Entries:
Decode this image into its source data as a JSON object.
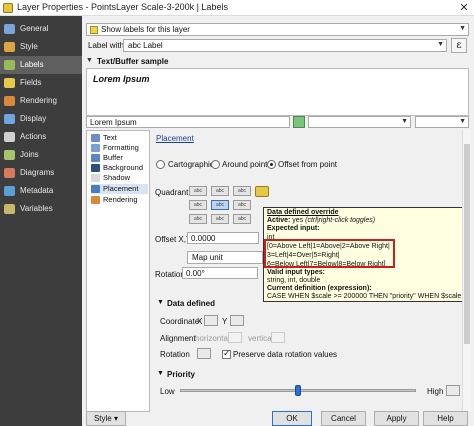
{
  "window": {
    "title": "Layer Properties - PointsLayer Scale-3-200k | Labels",
    "close_glyph": "✕"
  },
  "sidebar": {
    "items": [
      {
        "label": "General",
        "icon": "wrench-icon",
        "color": "#7da4d6"
      },
      {
        "label": "Style",
        "icon": "style-brush-icon",
        "color": "#d9a640"
      },
      {
        "label": "Labels",
        "icon": "abc-labels-icon",
        "color": "#9ab95a"
      },
      {
        "label": "Fields",
        "icon": "fields-table-icon",
        "color": "#e6c84a"
      },
      {
        "label": "Rendering",
        "icon": "paintbrush-icon",
        "color": "#d88a3a"
      },
      {
        "label": "Display",
        "icon": "speech-bubble-icon",
        "color": "#6ea6df"
      },
      {
        "label": "Actions",
        "icon": "gear-icon",
        "color": "#d0d0d0"
      },
      {
        "label": "Joins",
        "icon": "joins-icon",
        "color": "#a6c46a"
      },
      {
        "label": "Diagrams",
        "icon": "diagram-icon",
        "color": "#d87a5a"
      },
      {
        "label": "Metadata",
        "icon": "metadata-icon",
        "color": "#5aa0d8"
      },
      {
        "label": "Variables",
        "icon": "variables-icon",
        "color": "#c9b86a"
      }
    ],
    "active_index": 2
  },
  "labels_mode": {
    "value": "Show labels for this layer"
  },
  "label_with": {
    "caption": "Label with",
    "value": "abc Label",
    "epsilon": "ε"
  },
  "sample": {
    "heading": "Text/Buffer sample",
    "text": "Lorem Ipsum",
    "input_value": "Lorem Ipsum"
  },
  "tree": {
    "items": [
      {
        "label": "Text",
        "icon": "text-abc-icon",
        "color": "#6b8fc4"
      },
      {
        "label": "Formatting",
        "icon": "formatting-icon",
        "color": "#7aa0d2"
      },
      {
        "label": "Buffer",
        "icon": "buffer-icon",
        "color": "#5b86c5"
      },
      {
        "label": "Background",
        "icon": "background-icon",
        "color": "#2f4f7f"
      },
      {
        "label": "Shadow",
        "icon": "shadow-icon",
        "color": "#dadada"
      },
      {
        "label": "Placement",
        "icon": "placement-icon",
        "color": "#4a7dbf"
      },
      {
        "label": "Rendering",
        "icon": "rendering-icon",
        "color": "#d88a3a"
      }
    ],
    "active_index": 5
  },
  "placement": {
    "heading": "Placement",
    "modes": [
      {
        "label": "Cartographic",
        "checked": false
      },
      {
        "label": "Around point",
        "checked": false
      },
      {
        "label": "Offset from point",
        "checked": true
      }
    ],
    "quadrant_label": "Quadrant",
    "quadrant_cell_text": "abc",
    "quadrant_selected": 4,
    "offset_label": "Offset X,Y",
    "offset_x": "0.0000",
    "unit_value": "Map unit",
    "rotation_label": "Rotation",
    "rotation_value": "0.00°"
  },
  "tooltip": {
    "title": "Data defined override",
    "active_prefix": "Active:",
    "active_value": "yes",
    "active_hint": "(ctrl|right-click toggles)",
    "expected": "Expected input:",
    "type_int": "int",
    "line1": "[0=Above Left|1=Above|2=Above Right|",
    "line2": "3=Left|4=Over|5=Right|",
    "line3": "6=Below Left|7=Below|8=Below Right]",
    "valid_types": "Valid input types:",
    "types_value": "string, int, double",
    "current_def": "Current definition (expression):",
    "expression": "CASE WHEN $scale >= 200000 THEN \"priority\" WHEN $scale"
  },
  "data_defined": {
    "heading": "Data defined",
    "coordinate_label": "Coordinate",
    "x_label": "X",
    "y_label": "Y",
    "alignment_label": "Alignment",
    "horizontal_label": "horizontal",
    "vertical_label": "vertical",
    "rotation_label": "Rotation",
    "preserve_label": "Preserve data rotation values",
    "preserve_checked": true
  },
  "priority": {
    "heading": "Priority",
    "low": "Low",
    "high": "High",
    "level": 0.5
  },
  "buttons": {
    "style": "Style",
    "ok": "OK",
    "cancel": "Cancel",
    "apply": "Apply",
    "help": "Help"
  },
  "colors": {
    "sidebar_bg": "#3d3d3d",
    "sidebar_active": "#5f5f5f",
    "tooltip_bg": "#ffffe1",
    "highlight_red": "#d01c1c",
    "accent_blue": "#2b6fd6"
  }
}
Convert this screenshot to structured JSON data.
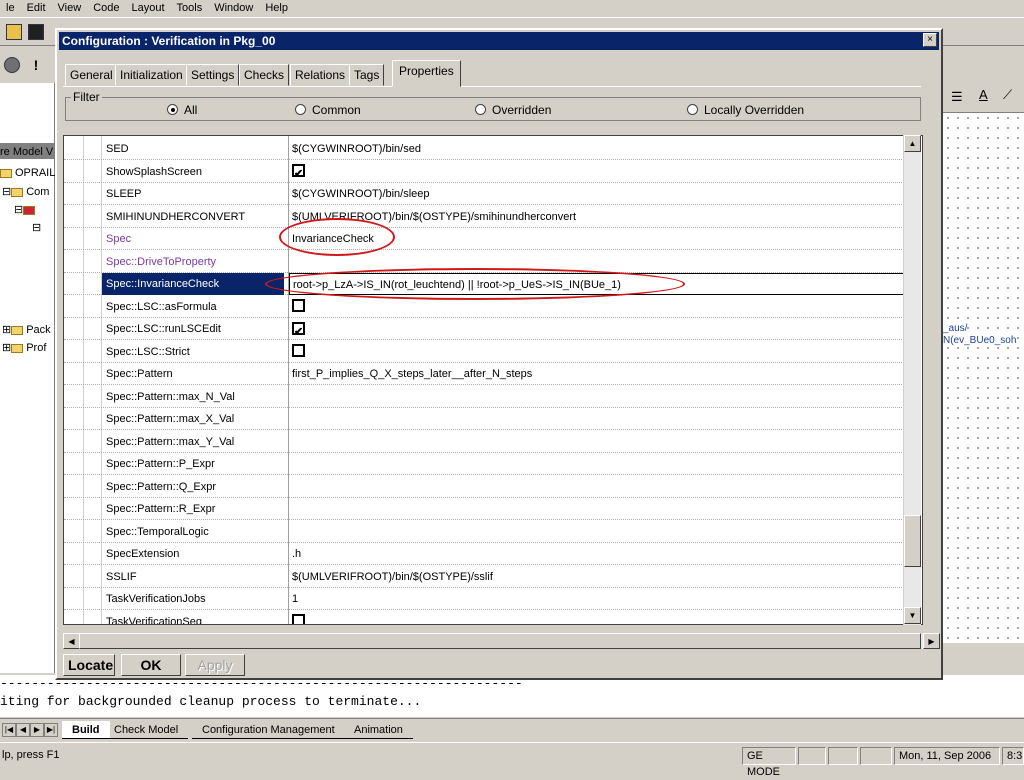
{
  "app": {
    "menu": [
      "le",
      "Edit",
      "View",
      "Code",
      "Layout",
      "Tools",
      "Window",
      "Help"
    ],
    "left_tree": {
      "header": "re Model V",
      "items": [
        "OPRAILI",
        "Com",
        "Pack",
        "Prof"
      ]
    },
    "right_pane": {
      "labels": [
        "_aus/",
        "N(ev_BUe0_soh"
      ]
    },
    "output": {
      "lines": [
        "-------------------------------------------------------------------",
        "iting for backgrounded cleanup process to terminate..."
      ]
    },
    "bottom_tabs": [
      "Build",
      "Check Model",
      "Configuration Management",
      "Animation"
    ],
    "status": {
      "help": "lp, press F1",
      "mode": "GE MODE",
      "date": "Mon, 11, Sep 2006",
      "time": "8:3"
    }
  },
  "dialog": {
    "title": "Configuration : Verification in Pkg_00",
    "close_glyph": "×",
    "tabs": [
      "General",
      "Initialization",
      "Settings",
      "Checks",
      "Relations",
      "Tags",
      "Properties"
    ],
    "active_tab": "Properties",
    "filter": {
      "label": "Filter",
      "options": [
        "All",
        "Common",
        "Overridden",
        "Locally Overridden"
      ],
      "selected": "All"
    },
    "properties": [
      {
        "name": "SED",
        "value": "$(CYGWINROOT)/bin/sed"
      },
      {
        "name": "ShowSplashScreen",
        "value": "",
        "checkbox": true,
        "checked": true
      },
      {
        "name": "SLEEP",
        "value": "$(CYGWINROOT)/bin/sleep"
      },
      {
        "name": "SMIHINUNDHERCONVERT",
        "value": "$(UMLVERIFROOT)/bin/$(OSTYPE)/smihinundherconvert"
      },
      {
        "name": "Spec",
        "value": "InvarianceCheck"
      },
      {
        "name": "Spec::DriveToProperty",
        "value": ""
      },
      {
        "name": "Spec::InvarianceCheck",
        "value": "root->p_LzA->IS_IN(rot_leuchtend) || !root->p_UeS->IS_IN(BUe_1)"
      },
      {
        "name": "Spec::LSC::asFormula",
        "value": "",
        "checkbox": true,
        "checked": false
      },
      {
        "name": "Spec::LSC::runLSCEdit",
        "value": "",
        "checkbox": true,
        "checked": true
      },
      {
        "name": "Spec::LSC::Strict",
        "value": "",
        "checkbox": true,
        "checked": false
      },
      {
        "name": "Spec::Pattern",
        "value": "first_P_implies_Q_X_steps_later__after_N_steps"
      },
      {
        "name": "Spec::Pattern::max_N_Val",
        "value": ""
      },
      {
        "name": "Spec::Pattern::max_X_Val",
        "value": ""
      },
      {
        "name": "Spec::Pattern::max_Y_Val",
        "value": ""
      },
      {
        "name": "Spec::Pattern::P_Expr",
        "value": ""
      },
      {
        "name": "Spec::Pattern::Q_Expr",
        "value": ""
      },
      {
        "name": "Spec::Pattern::R_Expr",
        "value": ""
      },
      {
        "name": "Spec::TemporalLogic",
        "value": ""
      },
      {
        "name": "SpecExtension",
        "value": ".h"
      },
      {
        "name": "SSLIF",
        "value": "$(UMLVERIFROOT)/bin/$(OSTYPE)/sslif"
      },
      {
        "name": "TaskVerificationJobs",
        "value": "1"
      },
      {
        "name": "TaskVerificationSeq",
        "value": "",
        "checkbox": true,
        "checked": false
      }
    ],
    "selected_property": "Spec::InvarianceCheck",
    "buttons": {
      "locate": "Locate",
      "ok": "OK",
      "apply": "Apply"
    }
  },
  "colors": {
    "title_bar": "#0a246a",
    "selection": "#0a246a",
    "spec_text": "#7a3aa8",
    "annotation": "#d01818",
    "face": "#d4d0c8"
  }
}
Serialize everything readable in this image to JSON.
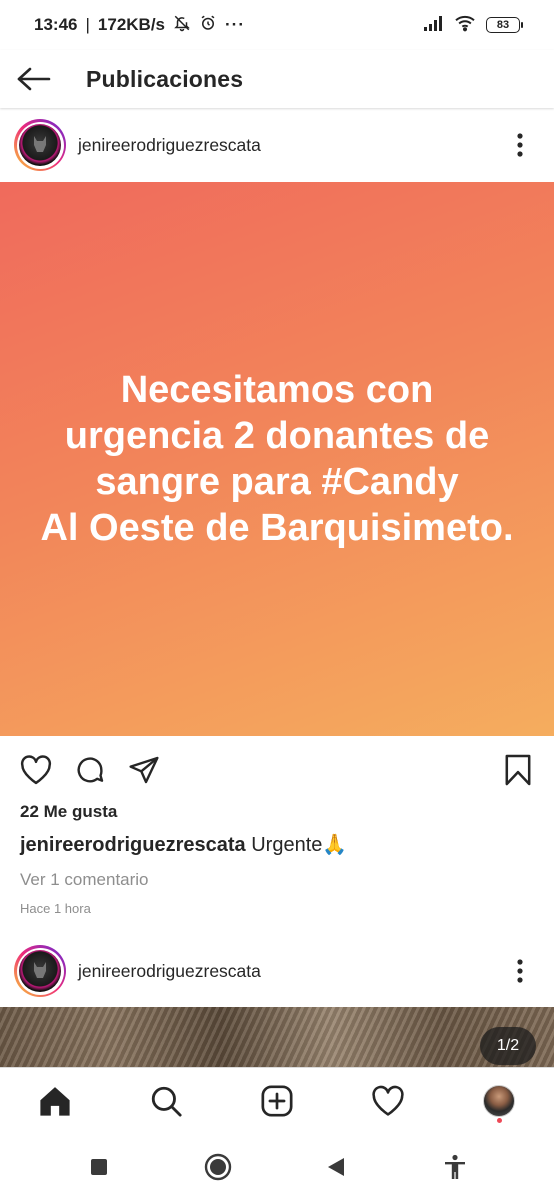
{
  "status_bar": {
    "time": "13:46",
    "speed": "172KB/s",
    "battery": "83",
    "icons": [
      "mute-bell-icon",
      "alarm-icon",
      "more-dots-icon",
      "signal-icon",
      "wifi-icon",
      "battery-icon"
    ]
  },
  "header": {
    "title": "Publicaciones",
    "back_icon": "arrow-left-icon"
  },
  "post1": {
    "username": "jenireerodriguezrescata",
    "image_text": [
      "Necesitamos con",
      "urgencia 2 donantes de",
      "sangre para #Candy",
      "Al Oeste de Barquisimeto."
    ],
    "image_gradient": [
      "#f06a5c",
      "#f5ad5e"
    ],
    "likes": "22 Me gusta",
    "caption_user": "jenireerodriguezrescata",
    "caption_text": "Urgente🙏",
    "view_comments": "Ver 1 comentario",
    "timestamp": "Hace 1 hora",
    "actions": [
      "heart-icon",
      "comment-icon",
      "share-icon",
      "bookmark-icon"
    ]
  },
  "post2": {
    "username": "jenireerodriguezrescata",
    "carousel_counter": "1/2"
  },
  "bottom_nav": {
    "items": [
      "home-icon",
      "search-icon",
      "add-icon",
      "activity-icon",
      "profile-avatar"
    ],
    "active": "home-icon"
  },
  "system_nav": {
    "items": [
      "recents-square-icon",
      "home-circle-icon",
      "back-triangle-icon",
      "accessibility-icon"
    ]
  },
  "colors": {
    "notification_dot": "#ed4956",
    "secondary_text": "#8e8e8e"
  }
}
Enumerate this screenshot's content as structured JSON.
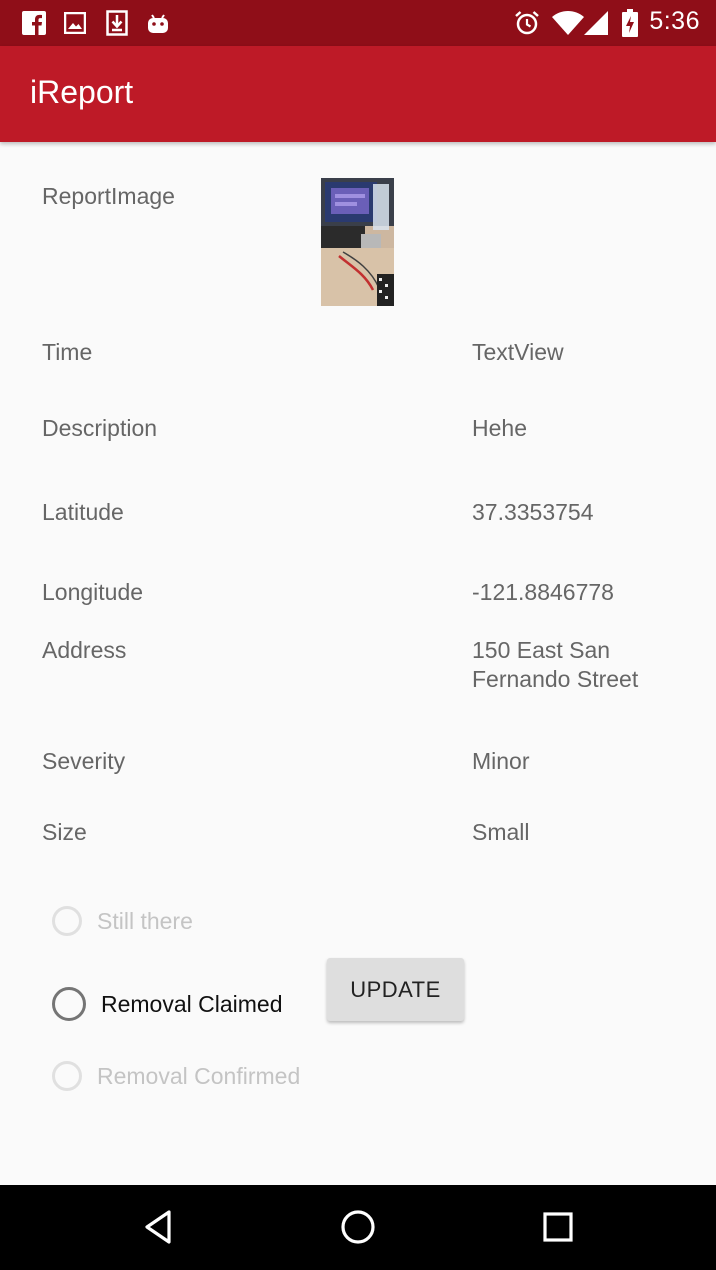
{
  "status_bar": {
    "time": "5:36",
    "icons": [
      "facebook-icon",
      "gallery-icon",
      "download-icon",
      "android-icon",
      "alarm-icon",
      "wifi-icon",
      "signal-icon",
      "battery-icon"
    ]
  },
  "app_bar": {
    "title": "iReport",
    "color": "#be1a27"
  },
  "report": {
    "image_label": "ReportImage",
    "rows": [
      {
        "label": "Time",
        "value": "TextView"
      },
      {
        "label": "Description",
        "value": "Hehe"
      },
      {
        "label": "Latitude",
        "value": "37.3353754"
      },
      {
        "label": "Longitude",
        "value": "-121.8846778"
      },
      {
        "label": "Address",
        "value_line1": "150 East San",
        "value_line2": "Fernando Street"
      },
      {
        "label": "Severity",
        "value": "Minor"
      },
      {
        "label": "Size",
        "value": "Small"
      }
    ]
  },
  "status_options": [
    {
      "label": "Still there",
      "enabled": false,
      "checked": false
    },
    {
      "label": "Removal Claimed",
      "enabled": true,
      "checked": false
    },
    {
      "label": "Removal Confirmed",
      "enabled": false,
      "checked": false
    }
  ],
  "update_button": {
    "label": "UPDATE"
  },
  "nav_bar": {
    "icons": [
      "back-icon",
      "home-icon",
      "recents-icon"
    ]
  }
}
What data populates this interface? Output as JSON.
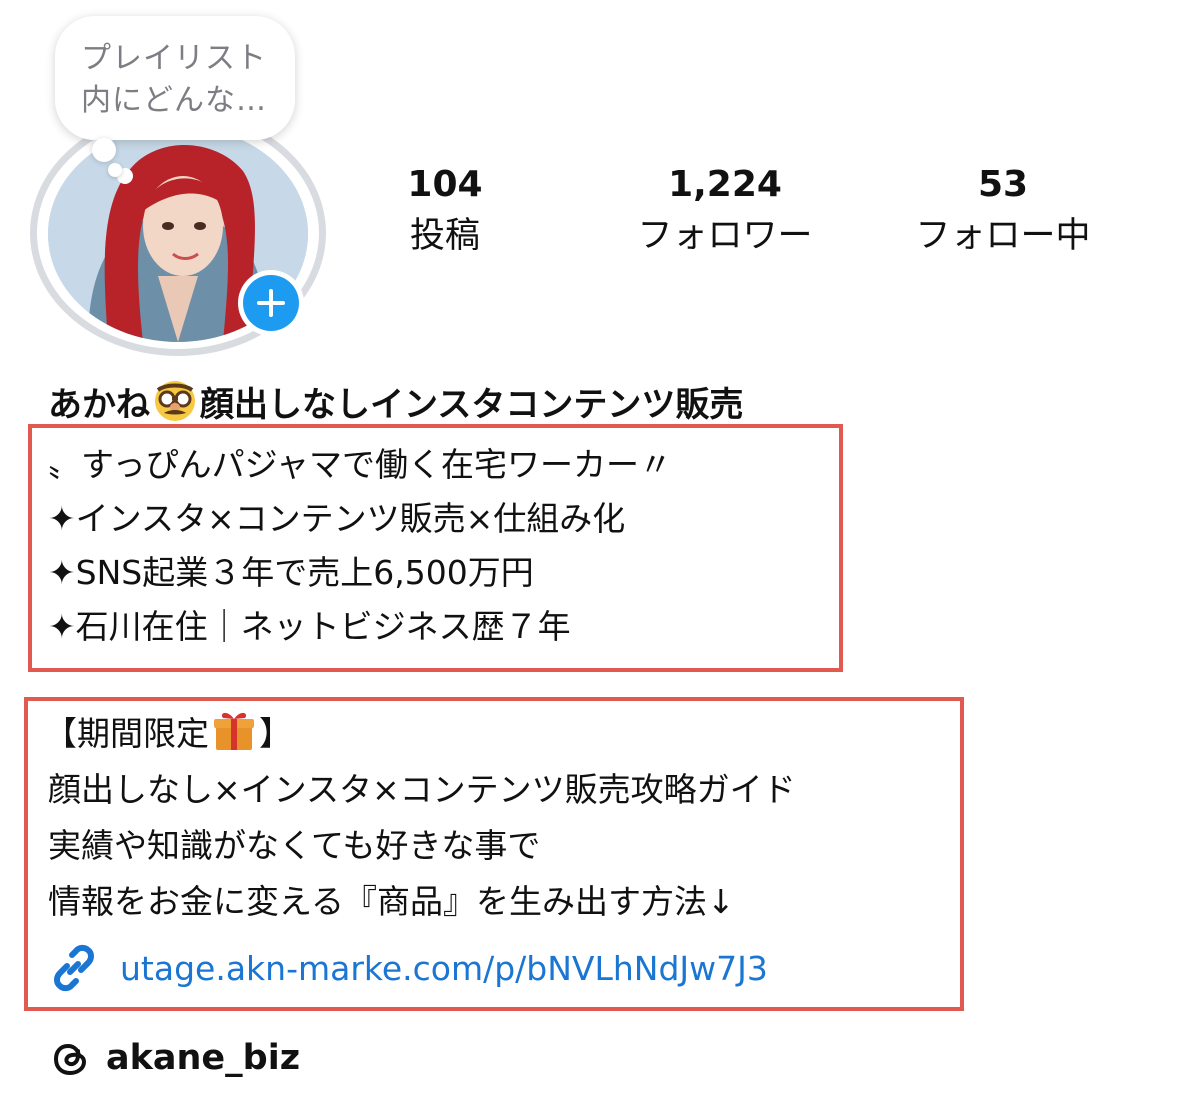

Problem: Gather from the entries above all lines that include the string "this".

Written solution:
Decode this image into its source data as a JSON object.
    "value": "Show labels for this layer"
Convert this screenshot to structured JSON data.
Serialize everything readable in this image to JSON.
Enumerate this screenshot's content as structured JSON.
What data populates this interface? Output as JSON.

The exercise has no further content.